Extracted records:
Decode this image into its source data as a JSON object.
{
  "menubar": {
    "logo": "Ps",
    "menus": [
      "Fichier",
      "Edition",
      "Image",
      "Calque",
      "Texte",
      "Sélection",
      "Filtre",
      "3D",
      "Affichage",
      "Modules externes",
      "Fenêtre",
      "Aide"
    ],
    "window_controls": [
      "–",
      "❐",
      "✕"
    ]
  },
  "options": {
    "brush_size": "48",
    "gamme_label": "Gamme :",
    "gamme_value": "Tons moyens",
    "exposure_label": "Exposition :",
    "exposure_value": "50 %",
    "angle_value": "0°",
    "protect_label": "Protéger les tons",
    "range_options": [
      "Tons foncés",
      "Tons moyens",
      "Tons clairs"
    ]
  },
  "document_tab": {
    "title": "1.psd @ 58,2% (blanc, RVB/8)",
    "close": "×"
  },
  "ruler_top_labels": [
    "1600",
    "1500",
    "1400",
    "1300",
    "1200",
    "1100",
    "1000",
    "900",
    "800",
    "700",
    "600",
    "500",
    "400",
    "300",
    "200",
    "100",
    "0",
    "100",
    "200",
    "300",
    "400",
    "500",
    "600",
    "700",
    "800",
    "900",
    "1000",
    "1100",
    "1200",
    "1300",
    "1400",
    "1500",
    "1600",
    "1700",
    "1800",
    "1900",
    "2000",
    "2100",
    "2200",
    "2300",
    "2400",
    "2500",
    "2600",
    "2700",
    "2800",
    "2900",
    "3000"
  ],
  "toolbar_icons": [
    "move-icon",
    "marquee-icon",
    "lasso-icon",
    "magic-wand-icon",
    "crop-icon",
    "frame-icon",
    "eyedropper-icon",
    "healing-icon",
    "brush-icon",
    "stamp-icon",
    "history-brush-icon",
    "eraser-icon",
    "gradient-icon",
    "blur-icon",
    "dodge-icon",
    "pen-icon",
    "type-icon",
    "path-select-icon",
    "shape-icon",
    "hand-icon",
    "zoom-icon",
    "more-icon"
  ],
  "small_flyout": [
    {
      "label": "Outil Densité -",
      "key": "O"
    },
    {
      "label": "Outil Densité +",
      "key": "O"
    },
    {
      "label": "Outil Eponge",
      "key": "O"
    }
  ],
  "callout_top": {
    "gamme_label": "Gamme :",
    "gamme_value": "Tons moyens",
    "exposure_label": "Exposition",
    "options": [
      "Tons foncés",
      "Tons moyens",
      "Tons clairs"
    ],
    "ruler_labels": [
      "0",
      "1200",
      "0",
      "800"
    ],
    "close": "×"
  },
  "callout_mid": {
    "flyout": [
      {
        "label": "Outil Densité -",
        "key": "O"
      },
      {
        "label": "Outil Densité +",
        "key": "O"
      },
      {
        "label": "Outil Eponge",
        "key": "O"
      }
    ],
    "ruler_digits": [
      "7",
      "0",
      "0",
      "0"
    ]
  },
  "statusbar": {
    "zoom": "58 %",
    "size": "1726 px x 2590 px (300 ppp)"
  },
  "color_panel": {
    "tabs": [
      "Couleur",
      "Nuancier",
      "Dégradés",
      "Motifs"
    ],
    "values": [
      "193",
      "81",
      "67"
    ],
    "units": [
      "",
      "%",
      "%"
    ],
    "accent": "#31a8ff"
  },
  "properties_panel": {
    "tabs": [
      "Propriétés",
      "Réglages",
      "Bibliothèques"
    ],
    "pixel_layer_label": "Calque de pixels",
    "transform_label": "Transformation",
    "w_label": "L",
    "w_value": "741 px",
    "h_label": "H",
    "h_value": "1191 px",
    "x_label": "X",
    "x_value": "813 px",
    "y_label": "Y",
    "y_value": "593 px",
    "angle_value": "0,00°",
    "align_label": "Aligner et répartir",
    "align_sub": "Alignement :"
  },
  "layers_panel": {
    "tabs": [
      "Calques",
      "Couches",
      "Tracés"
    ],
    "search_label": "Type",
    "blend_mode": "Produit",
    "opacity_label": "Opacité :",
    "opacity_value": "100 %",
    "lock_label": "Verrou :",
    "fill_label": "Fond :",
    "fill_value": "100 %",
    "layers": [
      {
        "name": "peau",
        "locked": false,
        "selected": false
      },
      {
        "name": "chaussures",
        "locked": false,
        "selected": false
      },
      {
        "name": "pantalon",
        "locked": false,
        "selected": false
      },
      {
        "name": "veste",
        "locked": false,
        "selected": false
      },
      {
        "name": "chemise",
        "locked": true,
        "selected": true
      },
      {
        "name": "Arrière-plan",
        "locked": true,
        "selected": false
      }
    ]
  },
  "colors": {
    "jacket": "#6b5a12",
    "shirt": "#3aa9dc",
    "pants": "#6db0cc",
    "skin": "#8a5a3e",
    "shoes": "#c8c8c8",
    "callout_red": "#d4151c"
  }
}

Given task:
Please quote the records above exactly, without skipping a line.

Result below:
Decode this image into its source data as a JSON object.
{
  "menubar": {
    "logo": "Ps",
    "menus": [
      "Fichier",
      "Edition",
      "Image",
      "Calque",
      "Texte",
      "Sélection",
      "Filtre",
      "3D",
      "Affichage",
      "Modules externes",
      "Fenêtre",
      "Aide"
    ],
    "window_controls": [
      "–",
      "❐",
      "✕"
    ]
  },
  "options": {
    "brush_size": "48",
    "gamme_label": "Gamme :",
    "gamme_value": "Tons moyens",
    "exposure_label": "Exposition :",
    "exposure_value": "50 %",
    "angle_value": "0°",
    "protect_label": "Protéger les tons",
    "range_options": [
      "Tons foncés",
      "Tons moyens",
      "Tons clairs"
    ]
  },
  "document_tab": {
    "title": "1.psd @ 58,2% (blanc, RVB/8)",
    "close": "×"
  },
  "ruler_top_labels": [
    "1600",
    "1500",
    "1400",
    "1300",
    "1200",
    "1100",
    "1000",
    "900",
    "800",
    "700",
    "600",
    "500",
    "400",
    "300",
    "200",
    "100",
    "0",
    "100",
    "200",
    "300",
    "400",
    "500",
    "600",
    "700",
    "800",
    "900",
    "1000",
    "1100",
    "1200",
    "1300",
    "1400",
    "1500",
    "1600",
    "1700",
    "1800",
    "1900",
    "2000",
    "2100",
    "2200",
    "2300",
    "2400",
    "2500",
    "2600",
    "2700",
    "2800",
    "2900",
    "3000"
  ],
  "toolbar_icons": [
    "move-icon",
    "marquee-icon",
    "lasso-icon",
    "magic-wand-icon",
    "crop-icon",
    "frame-icon",
    "eyedropper-icon",
    "healing-icon",
    "brush-icon",
    "stamp-icon",
    "history-brush-icon",
    "eraser-icon",
    "gradient-icon",
    "blur-icon",
    "dodge-icon",
    "pen-icon",
    "type-icon",
    "path-select-icon",
    "shape-icon",
    "hand-icon",
    "zoom-icon",
    "more-icon"
  ],
  "small_flyout": [
    {
      "label": "Outil Densité -",
      "key": "O"
    },
    {
      "label": "Outil Densité +",
      "key": "O"
    },
    {
      "label": "Outil Eponge",
      "key": "O"
    }
  ],
  "callout_top": {
    "gamme_label": "Gamme :",
    "gamme_value": "Tons moyens",
    "exposure_label": "Exposition",
    "options": [
      "Tons foncés",
      "Tons moyens",
      "Tons clairs"
    ],
    "ruler_labels": [
      "0",
      "1200",
      "0",
      "800"
    ],
    "close": "×"
  },
  "callout_mid": {
    "flyout": [
      {
        "label": "Outil Densité -",
        "key": "O"
      },
      {
        "label": "Outil Densité +",
        "key": "O"
      },
      {
        "label": "Outil Eponge",
        "key": "O"
      }
    ],
    "ruler_digits": [
      "7",
      "0",
      "0",
      "0"
    ]
  },
  "statusbar": {
    "zoom": "58 %",
    "size": "1726 px x 2590 px (300 ppp)"
  },
  "color_panel": {
    "tabs": [
      "Couleur",
      "Nuancier",
      "Dégradés",
      "Motifs"
    ],
    "values": [
      "193",
      "81",
      "67"
    ],
    "units": [
      "",
      "%",
      "%"
    ],
    "accent": "#31a8ff"
  },
  "properties_panel": {
    "tabs": [
      "Propriétés",
      "Réglages",
      "Bibliothèques"
    ],
    "pixel_layer_label": "Calque de pixels",
    "transform_label": "Transformation",
    "w_label": "L",
    "w_value": "741 px",
    "h_label": "H",
    "h_value": "1191 px",
    "x_label": "X",
    "x_value": "813 px",
    "y_label": "Y",
    "y_value": "593 px",
    "angle_value": "0,00°",
    "align_label": "Aligner et répartir",
    "align_sub": "Alignement :"
  },
  "layers_panel": {
    "tabs": [
      "Calques",
      "Couches",
      "Tracés"
    ],
    "search_label": "Type",
    "blend_mode": "Produit",
    "opacity_label": "Opacité :",
    "opacity_value": "100 %",
    "lock_label": "Verrou :",
    "fill_label": "Fond :",
    "fill_value": "100 %",
    "layers": [
      {
        "name": "peau",
        "locked": false,
        "selected": false
      },
      {
        "name": "chaussures",
        "locked": false,
        "selected": false
      },
      {
        "name": "pantalon",
        "locked": false,
        "selected": false
      },
      {
        "name": "veste",
        "locked": false,
        "selected": false
      },
      {
        "name": "chemise",
        "locked": true,
        "selected": true
      },
      {
        "name": "Arrière-plan",
        "locked": true,
        "selected": false
      }
    ]
  },
  "colors": {
    "jacket": "#6b5a12",
    "shirt": "#3aa9dc",
    "pants": "#6db0cc",
    "skin": "#8a5a3e",
    "shoes": "#c8c8c8",
    "callout_red": "#d4151c"
  }
}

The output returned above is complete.